━━━ Provided information

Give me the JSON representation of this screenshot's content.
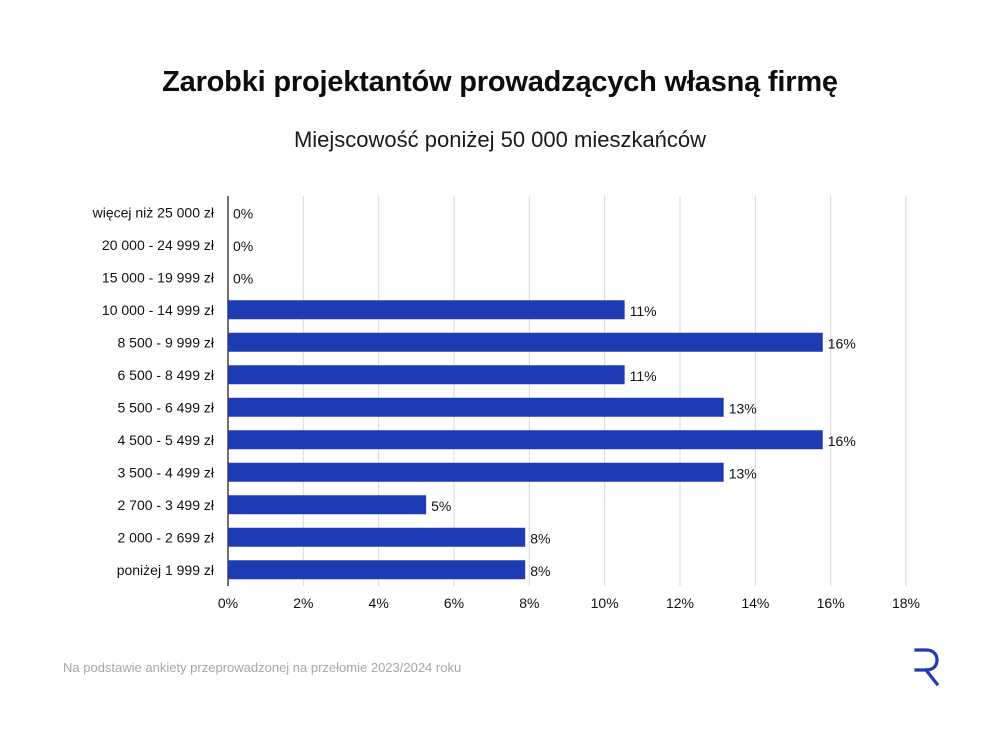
{
  "title": "Zarobki projektantów prowadzących własną firmę",
  "subtitle": "Miejscowość poniżej 50 000 mieszkańców",
  "footnote": "Na podstawie ankiety przeprowadzonej na przełomie 2023/2024 roku",
  "logo_icon": "r-logo-icon",
  "colors": {
    "bar": "#1f3bb3",
    "grid": "#d9d9d9",
    "axis": "#111111",
    "logo": "#1f3bb3"
  },
  "chart_data": {
    "type": "bar",
    "orientation": "horizontal",
    "categories": [
      "więcej niż 25 000 zł",
      "20 000 - 24 999 zł",
      "15 000 - 19 999 zł",
      "10 000 - 14 999 zł",
      "8 500 - 9 999 zł",
      "6 500 - 8 499 zł",
      "5 500 - 6 499 zł",
      "4 500 - 5 499 zł",
      "3 500 - 4 499 zł",
      "2 700 - 3 499 zł",
      "2 000 - 2 699 zł",
      "poniżej 1 999 zł"
    ],
    "values": [
      0,
      0,
      0,
      10.53,
      15.79,
      10.53,
      13.16,
      15.79,
      13.16,
      5.26,
      7.89,
      7.89
    ],
    "value_labels": [
      "0%",
      "0%",
      "0%",
      "11%",
      "16%",
      "11%",
      "13%",
      "16%",
      "13%",
      "5%",
      "8%",
      "8%"
    ],
    "xlim": [
      0,
      18
    ],
    "xticks": [
      0,
      2,
      4,
      6,
      8,
      10,
      12,
      14,
      16,
      18
    ],
    "xtick_labels": [
      "0%",
      "2%",
      "4%",
      "6%",
      "8%",
      "10%",
      "12%",
      "14%",
      "16%",
      "18%"
    ],
    "grid": true,
    "legend": "none"
  }
}
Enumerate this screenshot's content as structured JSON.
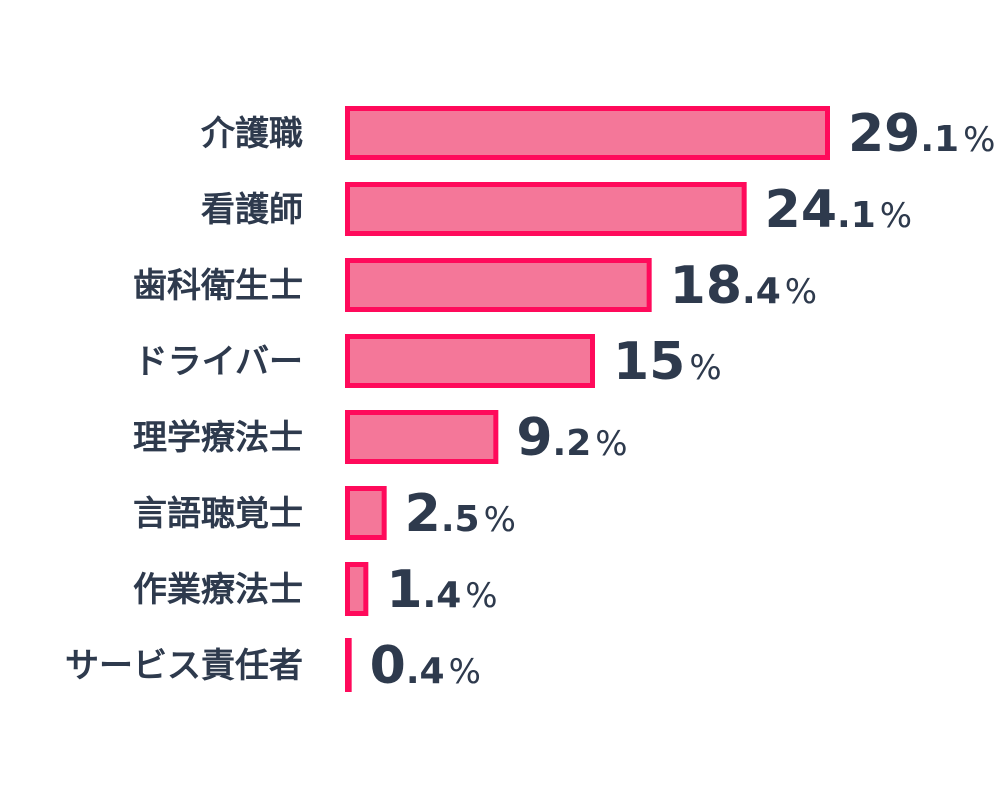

━━━━━━

• What you should do:
From the listing above, return each line with the word "poniżej".

• Exercise answer:
  "subtitle": "Miejscowość poniżej 50 000 mieszkańców",
      "poniżej 1 999 zł"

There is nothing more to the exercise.